#### WHAT THE EXERCISE ASKS:
Go through the data below. Pull out every line that has the word "CERES".

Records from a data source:

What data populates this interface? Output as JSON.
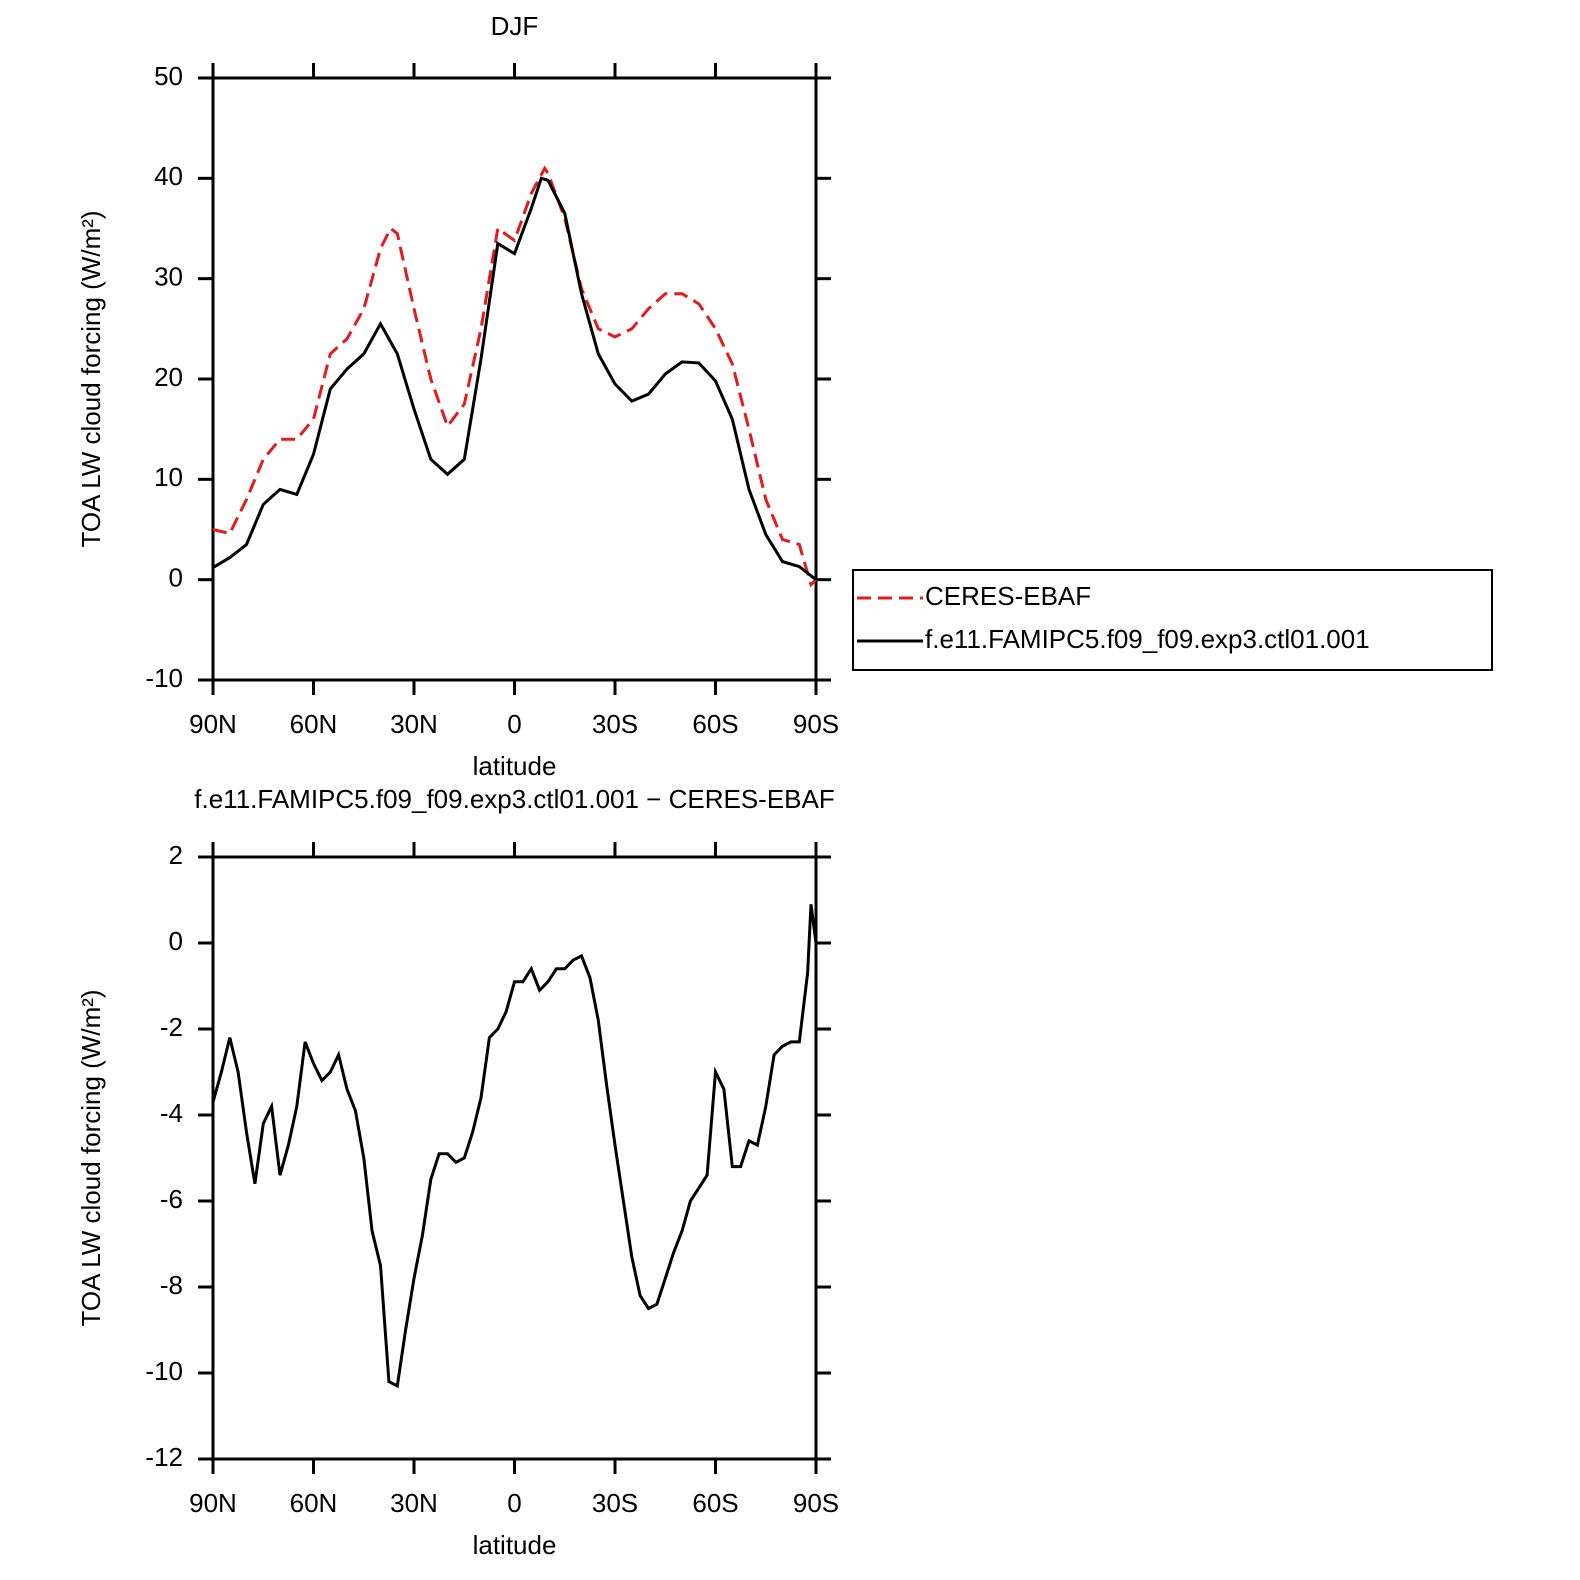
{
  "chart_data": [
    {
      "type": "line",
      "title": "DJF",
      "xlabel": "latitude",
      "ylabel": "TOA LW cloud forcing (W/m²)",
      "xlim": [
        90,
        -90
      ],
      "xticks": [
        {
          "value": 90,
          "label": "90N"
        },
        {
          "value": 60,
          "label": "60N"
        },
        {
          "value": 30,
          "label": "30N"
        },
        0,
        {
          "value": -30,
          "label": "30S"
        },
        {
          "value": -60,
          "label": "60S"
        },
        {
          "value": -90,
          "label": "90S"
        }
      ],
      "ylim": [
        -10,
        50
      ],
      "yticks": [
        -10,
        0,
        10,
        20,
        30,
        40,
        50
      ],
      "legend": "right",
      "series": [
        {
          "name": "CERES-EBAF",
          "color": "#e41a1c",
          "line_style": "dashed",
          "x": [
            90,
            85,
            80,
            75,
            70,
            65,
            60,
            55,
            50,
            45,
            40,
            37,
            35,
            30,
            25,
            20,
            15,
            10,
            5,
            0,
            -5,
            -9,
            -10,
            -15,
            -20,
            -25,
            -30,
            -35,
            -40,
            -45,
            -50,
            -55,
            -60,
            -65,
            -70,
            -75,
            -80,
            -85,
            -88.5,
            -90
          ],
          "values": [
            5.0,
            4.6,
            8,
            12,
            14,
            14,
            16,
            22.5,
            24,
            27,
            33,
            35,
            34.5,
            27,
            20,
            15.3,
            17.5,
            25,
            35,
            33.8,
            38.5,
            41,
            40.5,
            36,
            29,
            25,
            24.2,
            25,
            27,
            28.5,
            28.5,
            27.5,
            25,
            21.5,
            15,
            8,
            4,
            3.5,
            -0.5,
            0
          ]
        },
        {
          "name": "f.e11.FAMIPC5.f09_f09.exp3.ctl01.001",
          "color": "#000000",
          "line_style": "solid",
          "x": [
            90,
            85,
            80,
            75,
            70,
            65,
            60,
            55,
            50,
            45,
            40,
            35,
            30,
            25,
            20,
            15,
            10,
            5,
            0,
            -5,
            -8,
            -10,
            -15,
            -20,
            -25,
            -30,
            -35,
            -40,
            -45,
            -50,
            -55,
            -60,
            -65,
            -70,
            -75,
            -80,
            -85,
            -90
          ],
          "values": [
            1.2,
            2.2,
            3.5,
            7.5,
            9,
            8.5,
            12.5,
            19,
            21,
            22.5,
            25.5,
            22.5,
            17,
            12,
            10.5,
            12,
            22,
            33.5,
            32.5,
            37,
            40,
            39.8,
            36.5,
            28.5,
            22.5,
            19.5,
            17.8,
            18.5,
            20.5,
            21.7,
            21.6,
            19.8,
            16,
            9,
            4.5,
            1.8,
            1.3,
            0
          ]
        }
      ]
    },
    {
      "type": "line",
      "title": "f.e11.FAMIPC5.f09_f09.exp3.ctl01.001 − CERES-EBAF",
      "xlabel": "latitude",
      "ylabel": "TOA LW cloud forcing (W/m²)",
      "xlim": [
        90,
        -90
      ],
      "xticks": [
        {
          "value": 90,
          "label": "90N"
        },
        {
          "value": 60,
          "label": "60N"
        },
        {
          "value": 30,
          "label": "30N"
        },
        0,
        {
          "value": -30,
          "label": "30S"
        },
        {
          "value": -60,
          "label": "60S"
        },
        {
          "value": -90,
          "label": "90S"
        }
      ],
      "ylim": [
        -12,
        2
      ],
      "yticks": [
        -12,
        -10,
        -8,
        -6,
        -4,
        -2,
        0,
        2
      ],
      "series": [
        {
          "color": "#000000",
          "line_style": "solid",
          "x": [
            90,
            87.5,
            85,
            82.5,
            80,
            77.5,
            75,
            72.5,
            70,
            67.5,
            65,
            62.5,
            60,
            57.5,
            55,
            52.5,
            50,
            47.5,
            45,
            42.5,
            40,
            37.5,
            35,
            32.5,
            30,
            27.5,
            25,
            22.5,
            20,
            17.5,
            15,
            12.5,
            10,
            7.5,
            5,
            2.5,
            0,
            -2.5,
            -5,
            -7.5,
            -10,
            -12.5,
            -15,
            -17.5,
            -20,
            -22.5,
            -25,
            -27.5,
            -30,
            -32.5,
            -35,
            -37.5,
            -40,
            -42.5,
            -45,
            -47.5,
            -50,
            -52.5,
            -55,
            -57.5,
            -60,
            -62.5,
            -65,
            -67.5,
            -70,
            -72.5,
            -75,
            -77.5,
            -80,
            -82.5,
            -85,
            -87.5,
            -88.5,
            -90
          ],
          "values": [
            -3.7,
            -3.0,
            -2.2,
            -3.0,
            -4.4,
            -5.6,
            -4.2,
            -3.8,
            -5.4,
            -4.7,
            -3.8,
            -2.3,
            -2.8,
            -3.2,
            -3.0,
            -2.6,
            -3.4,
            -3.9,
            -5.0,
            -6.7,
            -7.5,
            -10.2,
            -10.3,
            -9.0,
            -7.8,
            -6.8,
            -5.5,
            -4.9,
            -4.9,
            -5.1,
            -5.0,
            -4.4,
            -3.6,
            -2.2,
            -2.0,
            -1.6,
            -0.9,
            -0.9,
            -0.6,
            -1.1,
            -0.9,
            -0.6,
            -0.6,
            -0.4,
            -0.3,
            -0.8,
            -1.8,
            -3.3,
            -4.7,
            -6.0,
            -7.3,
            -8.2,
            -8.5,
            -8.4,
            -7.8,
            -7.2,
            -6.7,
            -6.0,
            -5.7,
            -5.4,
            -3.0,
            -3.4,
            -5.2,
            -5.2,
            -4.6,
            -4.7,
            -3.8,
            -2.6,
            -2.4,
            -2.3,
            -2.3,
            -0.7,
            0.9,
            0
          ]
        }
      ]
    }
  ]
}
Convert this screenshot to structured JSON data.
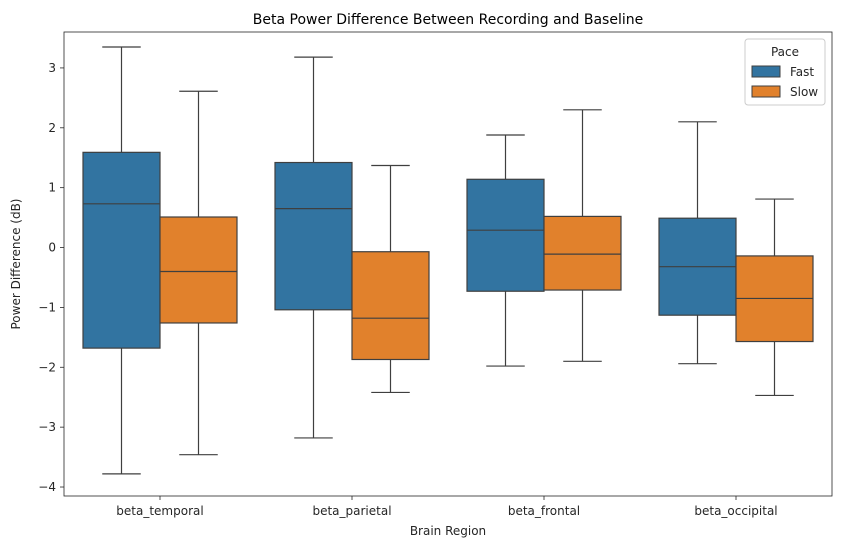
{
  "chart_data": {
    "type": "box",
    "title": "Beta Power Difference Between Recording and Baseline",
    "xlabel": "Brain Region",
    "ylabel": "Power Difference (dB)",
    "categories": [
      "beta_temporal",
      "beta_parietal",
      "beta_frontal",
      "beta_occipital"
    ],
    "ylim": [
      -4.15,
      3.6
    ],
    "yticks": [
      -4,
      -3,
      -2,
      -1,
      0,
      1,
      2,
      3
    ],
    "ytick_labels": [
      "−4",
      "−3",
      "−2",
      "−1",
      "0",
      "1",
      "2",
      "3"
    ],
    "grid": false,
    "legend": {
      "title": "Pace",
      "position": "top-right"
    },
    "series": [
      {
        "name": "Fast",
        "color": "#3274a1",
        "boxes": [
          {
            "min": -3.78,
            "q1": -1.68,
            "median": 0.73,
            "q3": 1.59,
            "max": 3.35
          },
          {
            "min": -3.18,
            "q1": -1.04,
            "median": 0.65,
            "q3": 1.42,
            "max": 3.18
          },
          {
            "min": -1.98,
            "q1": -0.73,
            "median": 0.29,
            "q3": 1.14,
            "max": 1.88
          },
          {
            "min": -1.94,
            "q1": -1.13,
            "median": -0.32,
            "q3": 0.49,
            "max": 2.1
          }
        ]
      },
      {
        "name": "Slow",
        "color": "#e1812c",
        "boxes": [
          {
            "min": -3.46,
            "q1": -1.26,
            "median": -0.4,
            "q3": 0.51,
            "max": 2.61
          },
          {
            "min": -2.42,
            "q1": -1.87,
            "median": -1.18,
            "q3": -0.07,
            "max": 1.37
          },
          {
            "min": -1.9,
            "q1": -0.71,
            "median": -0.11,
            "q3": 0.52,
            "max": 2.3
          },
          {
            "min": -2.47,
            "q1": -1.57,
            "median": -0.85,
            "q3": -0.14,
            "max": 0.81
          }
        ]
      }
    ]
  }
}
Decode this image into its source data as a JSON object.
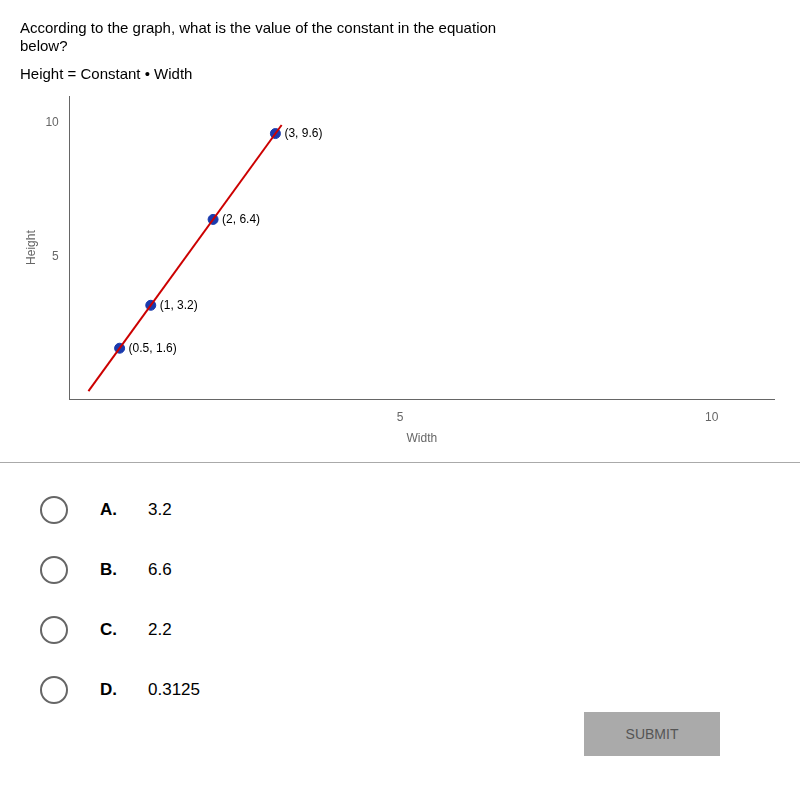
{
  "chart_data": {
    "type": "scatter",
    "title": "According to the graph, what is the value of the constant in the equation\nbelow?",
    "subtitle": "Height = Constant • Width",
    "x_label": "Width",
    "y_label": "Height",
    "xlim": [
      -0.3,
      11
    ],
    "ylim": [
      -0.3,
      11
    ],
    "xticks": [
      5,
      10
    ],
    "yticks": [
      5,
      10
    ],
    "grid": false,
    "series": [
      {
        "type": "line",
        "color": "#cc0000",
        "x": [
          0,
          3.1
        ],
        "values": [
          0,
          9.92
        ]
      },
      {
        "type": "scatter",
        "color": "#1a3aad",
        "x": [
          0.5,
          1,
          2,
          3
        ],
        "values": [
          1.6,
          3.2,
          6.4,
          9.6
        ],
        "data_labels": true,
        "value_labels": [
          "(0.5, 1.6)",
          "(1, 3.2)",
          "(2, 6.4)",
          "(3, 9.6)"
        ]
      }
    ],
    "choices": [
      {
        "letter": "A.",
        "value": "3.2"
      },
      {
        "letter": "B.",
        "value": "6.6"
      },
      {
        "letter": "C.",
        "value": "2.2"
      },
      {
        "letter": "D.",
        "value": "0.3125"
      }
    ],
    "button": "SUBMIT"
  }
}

#### RESPONSE:
          "name": "CERES-EBAF",
      "title": "f.e11.FAMIPC5.f09_f09.exp3.ctl01.001 − CERES-EBAF",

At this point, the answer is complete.